▶ THE EXERCISE
Copy out all lines of the records in which the word "αὐτοῦ" appears.

──────

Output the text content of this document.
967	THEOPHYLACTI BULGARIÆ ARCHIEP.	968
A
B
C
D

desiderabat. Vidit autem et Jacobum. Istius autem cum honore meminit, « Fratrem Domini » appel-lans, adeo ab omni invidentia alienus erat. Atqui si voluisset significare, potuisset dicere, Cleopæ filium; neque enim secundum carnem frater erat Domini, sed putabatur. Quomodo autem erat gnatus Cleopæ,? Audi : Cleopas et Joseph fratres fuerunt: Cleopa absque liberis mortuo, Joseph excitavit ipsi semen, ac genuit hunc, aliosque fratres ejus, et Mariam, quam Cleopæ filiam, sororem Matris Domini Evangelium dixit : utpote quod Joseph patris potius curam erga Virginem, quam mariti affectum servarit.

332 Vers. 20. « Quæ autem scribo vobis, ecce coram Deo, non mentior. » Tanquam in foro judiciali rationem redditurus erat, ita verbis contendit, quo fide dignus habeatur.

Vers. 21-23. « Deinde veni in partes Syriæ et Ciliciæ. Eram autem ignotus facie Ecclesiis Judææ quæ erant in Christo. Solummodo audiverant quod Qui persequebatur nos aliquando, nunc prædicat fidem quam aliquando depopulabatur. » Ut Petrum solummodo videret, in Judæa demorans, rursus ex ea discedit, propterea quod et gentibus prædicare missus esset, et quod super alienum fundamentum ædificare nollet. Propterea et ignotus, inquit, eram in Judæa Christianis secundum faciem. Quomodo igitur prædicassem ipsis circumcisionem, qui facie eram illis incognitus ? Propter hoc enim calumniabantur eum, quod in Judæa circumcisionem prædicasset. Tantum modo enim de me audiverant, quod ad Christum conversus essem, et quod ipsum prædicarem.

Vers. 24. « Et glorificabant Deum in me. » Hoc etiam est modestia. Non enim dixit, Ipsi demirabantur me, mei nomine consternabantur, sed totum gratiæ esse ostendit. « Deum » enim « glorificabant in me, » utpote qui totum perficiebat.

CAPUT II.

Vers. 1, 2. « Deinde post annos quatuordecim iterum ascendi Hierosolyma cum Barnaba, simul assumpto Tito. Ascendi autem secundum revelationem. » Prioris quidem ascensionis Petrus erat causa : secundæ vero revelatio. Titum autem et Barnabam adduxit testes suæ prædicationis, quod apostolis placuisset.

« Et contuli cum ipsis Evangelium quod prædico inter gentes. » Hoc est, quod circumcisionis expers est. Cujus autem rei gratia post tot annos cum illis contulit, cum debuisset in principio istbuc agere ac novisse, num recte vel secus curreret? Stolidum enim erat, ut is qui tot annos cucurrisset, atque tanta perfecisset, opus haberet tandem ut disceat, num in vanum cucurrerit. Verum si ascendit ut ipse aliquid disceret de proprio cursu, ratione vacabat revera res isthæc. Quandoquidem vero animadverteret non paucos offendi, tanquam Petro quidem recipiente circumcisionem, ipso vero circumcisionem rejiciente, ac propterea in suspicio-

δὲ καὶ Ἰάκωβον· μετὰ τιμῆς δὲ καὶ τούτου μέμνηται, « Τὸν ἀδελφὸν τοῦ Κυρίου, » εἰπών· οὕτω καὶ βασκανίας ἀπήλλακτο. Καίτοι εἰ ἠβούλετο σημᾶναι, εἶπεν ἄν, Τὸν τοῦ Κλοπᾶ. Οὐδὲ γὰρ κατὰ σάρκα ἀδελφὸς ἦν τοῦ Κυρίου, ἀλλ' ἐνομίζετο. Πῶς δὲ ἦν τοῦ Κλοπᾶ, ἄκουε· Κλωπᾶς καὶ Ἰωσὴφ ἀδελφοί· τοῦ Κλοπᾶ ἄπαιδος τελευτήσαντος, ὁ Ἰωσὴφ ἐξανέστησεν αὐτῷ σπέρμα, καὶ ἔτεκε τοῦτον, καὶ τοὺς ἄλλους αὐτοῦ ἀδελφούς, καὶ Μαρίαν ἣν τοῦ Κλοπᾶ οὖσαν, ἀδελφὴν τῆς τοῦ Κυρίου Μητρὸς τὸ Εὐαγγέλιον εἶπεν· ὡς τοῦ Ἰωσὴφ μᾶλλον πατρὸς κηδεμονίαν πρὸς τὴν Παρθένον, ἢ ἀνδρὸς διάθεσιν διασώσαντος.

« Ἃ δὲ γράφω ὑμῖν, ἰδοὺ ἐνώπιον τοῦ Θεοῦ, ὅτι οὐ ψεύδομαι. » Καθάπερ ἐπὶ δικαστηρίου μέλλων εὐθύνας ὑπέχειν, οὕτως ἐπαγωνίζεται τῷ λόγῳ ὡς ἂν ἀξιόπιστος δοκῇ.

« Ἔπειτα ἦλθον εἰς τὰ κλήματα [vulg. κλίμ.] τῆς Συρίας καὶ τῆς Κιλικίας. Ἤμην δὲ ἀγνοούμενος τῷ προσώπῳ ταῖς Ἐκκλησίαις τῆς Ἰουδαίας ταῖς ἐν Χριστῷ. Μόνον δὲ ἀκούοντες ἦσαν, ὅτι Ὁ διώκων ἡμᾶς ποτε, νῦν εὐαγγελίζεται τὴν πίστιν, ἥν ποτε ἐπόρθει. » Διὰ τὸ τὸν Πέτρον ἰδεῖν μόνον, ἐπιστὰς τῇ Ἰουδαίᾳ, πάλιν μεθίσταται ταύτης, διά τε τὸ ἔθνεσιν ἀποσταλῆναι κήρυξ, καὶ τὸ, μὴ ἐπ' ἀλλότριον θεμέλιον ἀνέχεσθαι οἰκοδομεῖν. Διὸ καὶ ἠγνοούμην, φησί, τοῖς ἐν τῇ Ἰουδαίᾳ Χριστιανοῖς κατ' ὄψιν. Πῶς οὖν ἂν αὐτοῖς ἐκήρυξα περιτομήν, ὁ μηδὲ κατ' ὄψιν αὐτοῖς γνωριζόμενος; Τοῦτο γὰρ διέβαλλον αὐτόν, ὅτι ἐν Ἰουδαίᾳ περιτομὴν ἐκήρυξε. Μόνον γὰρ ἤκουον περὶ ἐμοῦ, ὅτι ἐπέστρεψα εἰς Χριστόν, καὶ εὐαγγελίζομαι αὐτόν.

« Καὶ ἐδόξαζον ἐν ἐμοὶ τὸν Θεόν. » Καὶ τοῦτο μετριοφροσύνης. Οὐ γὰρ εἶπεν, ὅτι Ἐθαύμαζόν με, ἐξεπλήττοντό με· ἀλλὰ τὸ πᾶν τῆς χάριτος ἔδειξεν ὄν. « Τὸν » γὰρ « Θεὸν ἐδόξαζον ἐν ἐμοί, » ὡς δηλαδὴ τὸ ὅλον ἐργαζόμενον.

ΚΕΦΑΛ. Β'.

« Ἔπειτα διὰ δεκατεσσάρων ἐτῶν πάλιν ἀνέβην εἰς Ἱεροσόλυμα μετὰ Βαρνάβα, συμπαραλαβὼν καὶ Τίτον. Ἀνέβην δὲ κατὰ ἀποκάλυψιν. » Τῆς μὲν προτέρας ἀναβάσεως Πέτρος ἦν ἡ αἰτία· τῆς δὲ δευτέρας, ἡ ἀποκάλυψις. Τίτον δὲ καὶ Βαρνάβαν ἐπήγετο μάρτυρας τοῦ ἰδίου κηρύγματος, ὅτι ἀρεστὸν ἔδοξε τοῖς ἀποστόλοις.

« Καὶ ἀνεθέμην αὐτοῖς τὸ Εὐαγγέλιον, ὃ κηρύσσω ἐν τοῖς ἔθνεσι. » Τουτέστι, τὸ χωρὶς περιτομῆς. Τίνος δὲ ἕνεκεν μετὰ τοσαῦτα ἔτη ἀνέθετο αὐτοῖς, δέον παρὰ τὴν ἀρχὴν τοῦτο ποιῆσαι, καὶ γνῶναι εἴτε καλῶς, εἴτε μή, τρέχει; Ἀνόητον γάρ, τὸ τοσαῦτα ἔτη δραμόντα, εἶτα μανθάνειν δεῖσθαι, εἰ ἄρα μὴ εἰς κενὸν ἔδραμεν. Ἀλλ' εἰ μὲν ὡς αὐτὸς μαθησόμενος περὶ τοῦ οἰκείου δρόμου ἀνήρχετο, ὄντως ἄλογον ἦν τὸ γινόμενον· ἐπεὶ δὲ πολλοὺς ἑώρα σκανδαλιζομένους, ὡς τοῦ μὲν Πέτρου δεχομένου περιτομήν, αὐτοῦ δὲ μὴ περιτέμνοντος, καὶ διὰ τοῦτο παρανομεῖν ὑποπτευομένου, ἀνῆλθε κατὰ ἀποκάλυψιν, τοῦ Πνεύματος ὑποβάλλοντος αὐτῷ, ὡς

──────

▶ EXPECTED ANSWER
δὲ καὶ Ἰάκωβον· μετὰ τιμῆς δὲ καὶ τούτου μέμνηται, « Τὸν ἀδελφὸν τοῦ Κυρίου, » εἰπών· οὕτω καὶ βασκανίας ἀπήλλακτο. Καίτοι εἰ ἠβούλετο σημᾶναι, εἶπεν ἄν, Τὸν τοῦ Κλοπᾶ. Οὐδὲ γὰρ κατὰ σάρκα ἀδελφὸς ἦν τοῦ Κυρίου, ἀλλ' ἐνομίζετο. Πῶς δὲ ἦν τοῦ Κλοπᾶ, ἄκουε· Κλωπᾶς καὶ Ἰωσὴφ ἀδελφοί· τοῦ Κλοπᾶ ἄπαιδος τελευτήσαντος, ὁ Ἰωσὴφ ἐξανέστησεν αὐτῷ σπέρμα, καὶ ἔτεκε τοῦτον, καὶ τοὺς ἄλλους αὐτοῦ ἀδελφούς, καὶ Μαρίαν ἣν τοῦ Κλοπᾶ οὖσαν, ἀδελφὴν τῆς τοῦ Κυρίου Μητρὸς τὸ Εὐαγγέλιον εἶπεν· ὡς τοῦ Ἰωσὴφ μᾶλλον πατρὸς κηδεμονίαν πρὸς τὴν Παρθένον, ἢ ἀνδρὸς διάθεσιν διασώσαντος.
« Καὶ ἀνεθέμην αὐτοῖς τὸ Εὐαγγέλιον, ὃ κηρύσσω ἐν τοῖς ἔθνεσι. » Τουτέστι, τὸ χωρὶς περιτομῆς. Τίνος δὲ ἕνεκεν μετὰ τοσαῦτα ἔτη ἀνέθετο αὐτοῖς, δέον παρὰ τὴν ἀρχὴν τοῦτο ποιῆσαι, καὶ γνῶναι εἴτε καλῶς, εἴτε μή, τρέχει; Ἀνόητον γάρ, τὸ τοσαῦτα ἔτη δραμόντα, εἶτα μανθάνειν δεῖσθαι, εἰ ἄρα μὴ εἰς κενὸν ἔδραμεν. Ἀλλ' εἰ μὲν ὡς αὐτὸς μαθησόμενος περὶ τοῦ οἰκείου δρόμου ἀνήρχετο, ὄντως ἄλογον ἦν τὸ γινόμενον· ἐπεὶ δὲ πολλοὺς ἑώρα σκανδαλιζομένους, ὡς τοῦ μὲν Πέτρου δεχομένου περιτομήν, αὐτοῦ δὲ μὴ περιτέμνοντος, καὶ διὰ τοῦτο παρανομεῖν ὑποπτευομένου, ἀνῆλθε κατὰ ἀποκάλυψιν, τοῦ Πνεύματος ὑποβάλλοντος αὐτῷ, ὡς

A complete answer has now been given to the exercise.